Wherever the string "числе" shows up in a line, count that line. Give the total alone.

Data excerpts
======
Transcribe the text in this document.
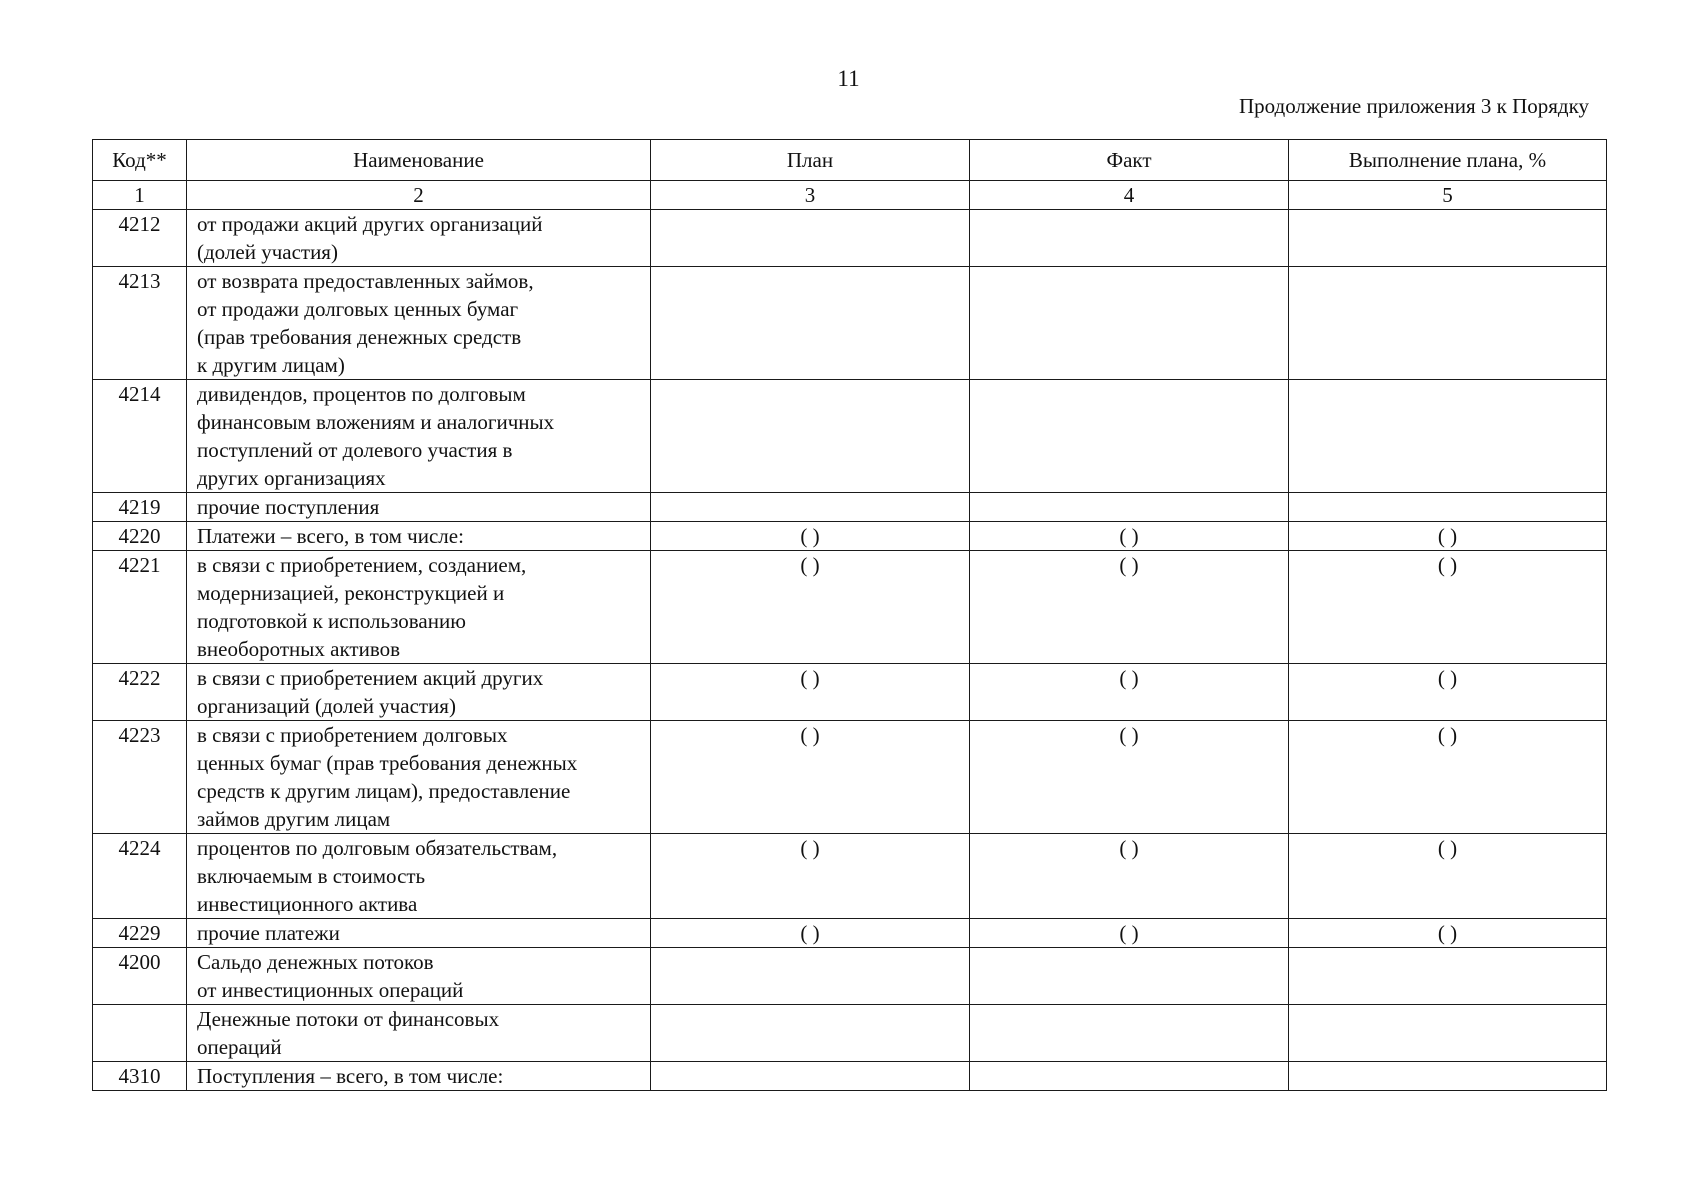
11
Продолжение приложения 3 к Порядку
Код**	Наименование	План	Факт	Выполнение плана, %
1	2	3	4	5
4212	от продажи акций других организаций
(долей участия)			

4213	от возврата предоставленных займов,
от продажи долговых ценных бумаг
(прав требования денежных средств
к другим лицам)			

4214	дивидендов, процентов по долговым
финансовым вложениям и аналогичных
поступлений от долевого участия в
других организациях			

4219	прочие поступления			

4220	Платежи – всего, в том числе:	( )	( )	( )
4221	в связи с приобретением, созданием,
модернизацией, реконструкцией и
подготовкой к использованию
внеоборотных активов	( )	( )	( )
4222	в связи с приобретением акций других
организаций (долей участия)	( )	( )	( )
4223	в связи с приобретением долговых
ценных бумаг (прав требования денежных
средств к другим лицам), предоставление
займов другим лицам	( )	( )	( )
4224	процентов по долговым обязательствам,
включаемым в стоимость
инвестиционного актива	( )	( )	( )
4229	прочие платежи	( )	( )	( )
4200	Сальдо денежных потоков
от инвестиционных операций			

	Денежные потоки от финансовых
операций			

4310	Поступления – всего, в том числе:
======
### EXERCISE ANSWER:
2